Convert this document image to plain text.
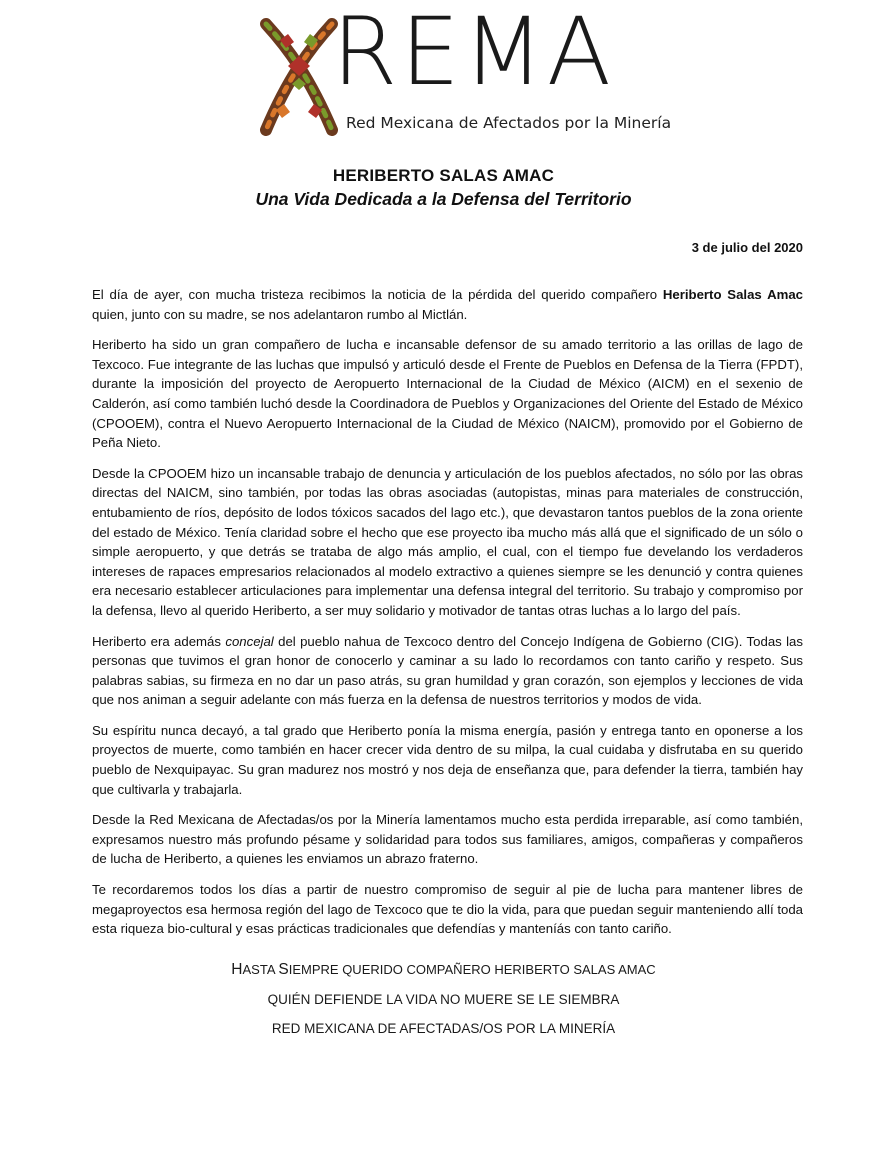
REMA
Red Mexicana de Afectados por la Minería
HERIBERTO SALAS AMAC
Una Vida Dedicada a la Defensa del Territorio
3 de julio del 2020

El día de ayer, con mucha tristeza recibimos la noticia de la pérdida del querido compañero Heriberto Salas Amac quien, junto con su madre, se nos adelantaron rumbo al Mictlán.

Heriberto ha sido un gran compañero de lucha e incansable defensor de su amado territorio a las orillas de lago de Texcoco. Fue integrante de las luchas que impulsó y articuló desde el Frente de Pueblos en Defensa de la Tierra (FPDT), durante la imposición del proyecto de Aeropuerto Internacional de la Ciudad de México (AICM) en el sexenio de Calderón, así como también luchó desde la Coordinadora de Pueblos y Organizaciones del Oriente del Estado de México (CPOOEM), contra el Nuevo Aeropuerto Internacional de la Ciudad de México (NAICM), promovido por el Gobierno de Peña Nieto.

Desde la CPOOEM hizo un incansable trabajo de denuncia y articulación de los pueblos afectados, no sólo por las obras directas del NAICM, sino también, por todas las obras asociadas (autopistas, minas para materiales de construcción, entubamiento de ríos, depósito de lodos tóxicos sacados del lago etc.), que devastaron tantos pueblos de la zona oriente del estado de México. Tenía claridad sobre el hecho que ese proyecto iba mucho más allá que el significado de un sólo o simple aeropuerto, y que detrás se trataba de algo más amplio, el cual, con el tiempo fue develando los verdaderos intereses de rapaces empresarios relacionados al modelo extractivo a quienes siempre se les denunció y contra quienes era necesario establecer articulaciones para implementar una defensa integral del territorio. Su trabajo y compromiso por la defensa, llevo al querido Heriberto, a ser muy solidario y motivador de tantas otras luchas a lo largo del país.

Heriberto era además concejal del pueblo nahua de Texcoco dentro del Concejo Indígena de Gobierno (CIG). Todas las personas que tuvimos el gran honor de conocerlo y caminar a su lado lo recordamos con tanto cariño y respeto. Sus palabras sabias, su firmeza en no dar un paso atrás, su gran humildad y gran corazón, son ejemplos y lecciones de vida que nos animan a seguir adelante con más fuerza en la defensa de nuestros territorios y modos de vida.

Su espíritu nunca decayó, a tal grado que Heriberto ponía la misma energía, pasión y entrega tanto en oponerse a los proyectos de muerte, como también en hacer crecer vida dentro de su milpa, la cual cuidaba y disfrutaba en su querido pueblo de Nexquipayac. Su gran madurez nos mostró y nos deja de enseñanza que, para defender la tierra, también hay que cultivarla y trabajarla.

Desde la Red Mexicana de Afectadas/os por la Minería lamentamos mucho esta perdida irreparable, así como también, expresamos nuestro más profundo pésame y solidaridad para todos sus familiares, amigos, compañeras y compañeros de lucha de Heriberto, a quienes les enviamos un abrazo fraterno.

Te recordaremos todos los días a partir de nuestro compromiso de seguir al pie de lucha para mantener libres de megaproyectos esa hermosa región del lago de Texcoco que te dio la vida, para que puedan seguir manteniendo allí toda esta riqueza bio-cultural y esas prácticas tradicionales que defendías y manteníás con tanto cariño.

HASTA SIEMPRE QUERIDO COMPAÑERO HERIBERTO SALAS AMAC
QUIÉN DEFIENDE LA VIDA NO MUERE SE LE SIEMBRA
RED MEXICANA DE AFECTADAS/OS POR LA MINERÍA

****

◆ YOUR TASK: Select and copy every line of the listing with the word "dentro".

◆ SOLUTION FOR THIS PROBLEM:
Heriberto era además concejal del pueblo nahua de Texcoco dentro del Concejo Indígena de Gobierno (CIG). Todas las personas que tuvimos el gran honor de conocerlo y caminar a su lado lo recordamos con tanto cariño y respeto. Sus palabras sabias, su firmeza en no dar un paso atrás, su gran humildad y gran corazón, son ejemplos y lecciones de vida que nos animan a seguir adelante con más fuerza en la defensa de nuestros territorios y modos de vida.
Su espíritu nunca decayó, a tal grado que Heriberto ponía la misma energía, pasión y entrega tanto en oponerse a los proyectos de muerte, como también en hacer crecer vida dentro de su milpa, la cual cuidaba y disfrutaba en su querido pueblo de Nexquipayac. Su gran madurez nos mostró y nos deja de enseñanza que, para defender la tierra, también hay que cultivarla y trabajarla.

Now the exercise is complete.